What the exercise asks -
Please copy every line of the records below that holds the word "this".
============
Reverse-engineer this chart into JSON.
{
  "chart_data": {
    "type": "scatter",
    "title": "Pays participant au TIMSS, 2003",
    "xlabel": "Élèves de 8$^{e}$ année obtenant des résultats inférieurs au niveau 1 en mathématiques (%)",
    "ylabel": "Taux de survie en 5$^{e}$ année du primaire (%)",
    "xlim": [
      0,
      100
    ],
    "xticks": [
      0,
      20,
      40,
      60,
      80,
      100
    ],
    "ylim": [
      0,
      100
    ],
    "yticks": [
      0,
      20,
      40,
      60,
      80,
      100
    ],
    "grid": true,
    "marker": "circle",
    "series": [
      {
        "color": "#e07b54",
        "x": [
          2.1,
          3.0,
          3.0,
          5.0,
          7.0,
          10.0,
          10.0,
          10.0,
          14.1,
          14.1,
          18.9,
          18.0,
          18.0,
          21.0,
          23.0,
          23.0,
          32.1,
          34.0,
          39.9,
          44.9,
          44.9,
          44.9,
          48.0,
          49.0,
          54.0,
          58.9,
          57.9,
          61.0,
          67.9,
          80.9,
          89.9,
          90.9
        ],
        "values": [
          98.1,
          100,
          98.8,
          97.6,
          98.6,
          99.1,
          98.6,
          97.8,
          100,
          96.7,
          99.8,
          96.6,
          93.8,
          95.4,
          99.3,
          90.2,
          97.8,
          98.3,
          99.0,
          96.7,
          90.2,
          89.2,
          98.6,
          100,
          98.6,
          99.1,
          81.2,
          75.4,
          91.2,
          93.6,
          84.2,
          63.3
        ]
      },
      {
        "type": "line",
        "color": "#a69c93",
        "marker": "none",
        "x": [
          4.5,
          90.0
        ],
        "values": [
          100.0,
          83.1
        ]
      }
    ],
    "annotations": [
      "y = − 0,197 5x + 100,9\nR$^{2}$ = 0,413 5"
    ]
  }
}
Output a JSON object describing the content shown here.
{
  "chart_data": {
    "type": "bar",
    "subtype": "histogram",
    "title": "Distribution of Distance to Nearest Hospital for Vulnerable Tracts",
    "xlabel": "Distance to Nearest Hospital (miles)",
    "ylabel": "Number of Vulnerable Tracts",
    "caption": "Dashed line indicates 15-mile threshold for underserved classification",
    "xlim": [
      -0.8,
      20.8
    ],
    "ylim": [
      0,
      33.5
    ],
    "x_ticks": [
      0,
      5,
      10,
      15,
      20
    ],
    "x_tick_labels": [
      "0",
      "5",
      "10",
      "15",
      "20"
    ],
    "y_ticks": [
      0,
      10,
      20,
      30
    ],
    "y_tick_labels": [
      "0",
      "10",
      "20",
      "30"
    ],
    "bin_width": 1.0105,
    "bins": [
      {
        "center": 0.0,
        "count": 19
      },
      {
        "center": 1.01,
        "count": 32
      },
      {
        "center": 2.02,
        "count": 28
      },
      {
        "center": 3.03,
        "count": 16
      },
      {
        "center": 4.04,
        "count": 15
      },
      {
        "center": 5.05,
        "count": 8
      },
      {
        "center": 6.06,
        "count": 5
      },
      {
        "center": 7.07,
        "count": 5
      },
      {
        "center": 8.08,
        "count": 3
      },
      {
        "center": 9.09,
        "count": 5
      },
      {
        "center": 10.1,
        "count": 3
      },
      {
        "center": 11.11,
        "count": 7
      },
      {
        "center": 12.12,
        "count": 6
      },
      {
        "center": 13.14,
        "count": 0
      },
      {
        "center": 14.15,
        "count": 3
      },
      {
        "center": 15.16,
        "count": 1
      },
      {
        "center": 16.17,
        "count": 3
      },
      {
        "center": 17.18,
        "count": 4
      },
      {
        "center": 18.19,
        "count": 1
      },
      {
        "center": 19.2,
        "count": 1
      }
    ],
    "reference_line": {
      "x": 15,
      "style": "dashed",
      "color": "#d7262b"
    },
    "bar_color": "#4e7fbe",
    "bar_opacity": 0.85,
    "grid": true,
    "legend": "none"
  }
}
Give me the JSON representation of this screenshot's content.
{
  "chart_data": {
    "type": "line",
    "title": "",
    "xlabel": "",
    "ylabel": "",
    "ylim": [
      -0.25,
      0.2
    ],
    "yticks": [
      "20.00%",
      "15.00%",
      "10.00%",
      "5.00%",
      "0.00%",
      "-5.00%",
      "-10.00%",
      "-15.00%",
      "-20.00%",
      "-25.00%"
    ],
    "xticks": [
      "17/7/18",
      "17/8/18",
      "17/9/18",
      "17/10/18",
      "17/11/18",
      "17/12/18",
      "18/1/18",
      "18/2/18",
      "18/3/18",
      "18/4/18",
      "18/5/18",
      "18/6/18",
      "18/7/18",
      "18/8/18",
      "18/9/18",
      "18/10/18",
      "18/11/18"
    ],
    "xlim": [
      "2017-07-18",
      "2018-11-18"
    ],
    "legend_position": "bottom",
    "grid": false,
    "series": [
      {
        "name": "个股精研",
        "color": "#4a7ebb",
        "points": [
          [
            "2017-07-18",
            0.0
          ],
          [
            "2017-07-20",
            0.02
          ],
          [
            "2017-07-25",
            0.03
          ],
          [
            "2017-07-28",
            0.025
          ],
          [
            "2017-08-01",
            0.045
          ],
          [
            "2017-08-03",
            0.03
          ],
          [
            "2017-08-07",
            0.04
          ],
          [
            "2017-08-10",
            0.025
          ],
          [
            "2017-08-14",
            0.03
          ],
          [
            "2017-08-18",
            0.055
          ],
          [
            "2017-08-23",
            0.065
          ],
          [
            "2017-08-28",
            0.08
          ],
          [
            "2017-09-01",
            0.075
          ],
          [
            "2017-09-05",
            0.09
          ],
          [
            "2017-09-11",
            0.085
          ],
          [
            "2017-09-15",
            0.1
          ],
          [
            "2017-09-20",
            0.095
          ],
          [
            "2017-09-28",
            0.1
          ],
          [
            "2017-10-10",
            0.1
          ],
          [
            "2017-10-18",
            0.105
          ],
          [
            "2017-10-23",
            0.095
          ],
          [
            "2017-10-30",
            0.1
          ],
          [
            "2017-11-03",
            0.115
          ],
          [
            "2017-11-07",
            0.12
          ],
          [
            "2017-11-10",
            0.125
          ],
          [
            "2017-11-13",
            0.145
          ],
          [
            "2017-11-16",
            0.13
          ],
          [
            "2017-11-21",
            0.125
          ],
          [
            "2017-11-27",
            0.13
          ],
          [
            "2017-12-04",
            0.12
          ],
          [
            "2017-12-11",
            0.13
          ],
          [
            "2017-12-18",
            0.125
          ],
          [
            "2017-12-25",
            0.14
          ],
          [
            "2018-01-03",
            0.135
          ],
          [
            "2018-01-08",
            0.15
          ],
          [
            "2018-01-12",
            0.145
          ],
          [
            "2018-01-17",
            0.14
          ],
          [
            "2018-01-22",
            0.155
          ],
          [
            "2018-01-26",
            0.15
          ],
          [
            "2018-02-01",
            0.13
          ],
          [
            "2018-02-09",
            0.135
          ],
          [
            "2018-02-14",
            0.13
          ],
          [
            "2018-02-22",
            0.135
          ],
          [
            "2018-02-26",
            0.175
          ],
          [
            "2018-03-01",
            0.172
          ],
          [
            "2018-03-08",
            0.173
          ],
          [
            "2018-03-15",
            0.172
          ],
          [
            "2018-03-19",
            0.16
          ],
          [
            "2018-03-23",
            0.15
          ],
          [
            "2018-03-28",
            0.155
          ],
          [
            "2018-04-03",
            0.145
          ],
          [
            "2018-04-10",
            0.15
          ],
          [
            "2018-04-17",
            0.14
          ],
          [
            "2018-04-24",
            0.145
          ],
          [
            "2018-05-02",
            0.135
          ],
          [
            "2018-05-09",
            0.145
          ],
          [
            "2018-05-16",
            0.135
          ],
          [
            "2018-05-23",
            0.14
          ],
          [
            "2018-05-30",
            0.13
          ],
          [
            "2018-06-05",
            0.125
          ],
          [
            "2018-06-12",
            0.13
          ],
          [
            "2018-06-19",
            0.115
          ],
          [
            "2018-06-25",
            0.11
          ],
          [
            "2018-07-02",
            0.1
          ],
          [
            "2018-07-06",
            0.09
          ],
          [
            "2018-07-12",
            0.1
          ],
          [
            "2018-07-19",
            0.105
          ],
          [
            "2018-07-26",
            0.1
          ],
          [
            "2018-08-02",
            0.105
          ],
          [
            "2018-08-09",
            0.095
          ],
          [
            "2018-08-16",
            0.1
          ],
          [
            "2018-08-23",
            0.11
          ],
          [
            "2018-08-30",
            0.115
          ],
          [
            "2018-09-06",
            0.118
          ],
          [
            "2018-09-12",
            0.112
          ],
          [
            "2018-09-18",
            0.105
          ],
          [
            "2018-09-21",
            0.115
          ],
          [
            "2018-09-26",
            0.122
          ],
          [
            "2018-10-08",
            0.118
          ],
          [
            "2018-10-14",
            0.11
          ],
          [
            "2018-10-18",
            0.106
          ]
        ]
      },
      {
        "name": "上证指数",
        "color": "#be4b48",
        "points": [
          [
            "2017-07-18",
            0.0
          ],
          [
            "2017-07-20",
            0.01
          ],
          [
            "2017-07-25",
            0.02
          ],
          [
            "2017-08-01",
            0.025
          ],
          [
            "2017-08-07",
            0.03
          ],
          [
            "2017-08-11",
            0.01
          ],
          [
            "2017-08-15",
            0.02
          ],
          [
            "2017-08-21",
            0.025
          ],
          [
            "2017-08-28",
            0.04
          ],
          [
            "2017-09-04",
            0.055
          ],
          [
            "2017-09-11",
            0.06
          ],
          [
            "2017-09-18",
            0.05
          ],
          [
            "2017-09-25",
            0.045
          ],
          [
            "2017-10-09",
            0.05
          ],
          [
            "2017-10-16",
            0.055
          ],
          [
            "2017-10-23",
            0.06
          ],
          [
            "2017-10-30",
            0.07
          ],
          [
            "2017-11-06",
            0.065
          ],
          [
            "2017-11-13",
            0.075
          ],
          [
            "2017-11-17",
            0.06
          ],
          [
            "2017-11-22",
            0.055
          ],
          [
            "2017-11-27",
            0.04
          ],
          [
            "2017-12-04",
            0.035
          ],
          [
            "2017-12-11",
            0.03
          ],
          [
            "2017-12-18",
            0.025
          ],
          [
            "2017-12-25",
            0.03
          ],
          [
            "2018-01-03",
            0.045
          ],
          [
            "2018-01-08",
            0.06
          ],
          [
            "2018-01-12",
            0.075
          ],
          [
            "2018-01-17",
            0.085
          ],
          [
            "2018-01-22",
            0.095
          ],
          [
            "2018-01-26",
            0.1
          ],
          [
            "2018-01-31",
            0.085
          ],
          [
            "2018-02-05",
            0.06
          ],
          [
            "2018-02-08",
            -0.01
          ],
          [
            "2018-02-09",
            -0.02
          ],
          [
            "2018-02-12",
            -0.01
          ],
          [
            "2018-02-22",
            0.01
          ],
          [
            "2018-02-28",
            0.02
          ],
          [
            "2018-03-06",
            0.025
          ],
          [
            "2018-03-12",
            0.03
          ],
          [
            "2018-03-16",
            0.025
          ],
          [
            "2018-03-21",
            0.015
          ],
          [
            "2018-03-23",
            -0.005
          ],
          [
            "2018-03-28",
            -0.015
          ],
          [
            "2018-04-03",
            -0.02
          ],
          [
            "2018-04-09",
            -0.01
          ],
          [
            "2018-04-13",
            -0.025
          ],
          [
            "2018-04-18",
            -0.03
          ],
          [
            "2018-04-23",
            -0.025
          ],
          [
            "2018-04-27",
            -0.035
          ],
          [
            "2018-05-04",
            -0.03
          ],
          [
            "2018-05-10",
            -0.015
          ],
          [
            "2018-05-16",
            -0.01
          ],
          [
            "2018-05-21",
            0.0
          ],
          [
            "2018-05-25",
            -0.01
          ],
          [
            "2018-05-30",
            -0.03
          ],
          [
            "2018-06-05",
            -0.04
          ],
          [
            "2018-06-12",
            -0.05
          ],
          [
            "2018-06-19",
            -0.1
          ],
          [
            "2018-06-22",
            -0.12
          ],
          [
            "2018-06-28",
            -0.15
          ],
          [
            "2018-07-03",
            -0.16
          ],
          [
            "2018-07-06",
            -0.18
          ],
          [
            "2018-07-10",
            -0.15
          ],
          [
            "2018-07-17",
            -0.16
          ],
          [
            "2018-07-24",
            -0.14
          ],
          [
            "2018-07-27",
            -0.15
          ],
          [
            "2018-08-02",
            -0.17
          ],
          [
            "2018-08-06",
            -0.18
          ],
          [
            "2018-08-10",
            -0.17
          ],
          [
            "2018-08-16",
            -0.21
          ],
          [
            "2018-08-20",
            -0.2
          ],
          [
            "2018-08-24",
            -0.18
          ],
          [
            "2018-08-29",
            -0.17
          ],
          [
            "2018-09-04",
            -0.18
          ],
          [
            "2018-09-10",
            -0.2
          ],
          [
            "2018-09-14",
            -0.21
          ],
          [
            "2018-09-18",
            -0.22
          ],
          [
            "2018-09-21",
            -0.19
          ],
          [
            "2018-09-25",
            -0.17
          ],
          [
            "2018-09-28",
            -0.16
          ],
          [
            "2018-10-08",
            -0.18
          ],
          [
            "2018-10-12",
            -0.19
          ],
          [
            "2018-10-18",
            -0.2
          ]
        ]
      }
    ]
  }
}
============
Task result -
Reverse-engineer this chart into JSON.
Give me the JSON representation of this screenshot's content.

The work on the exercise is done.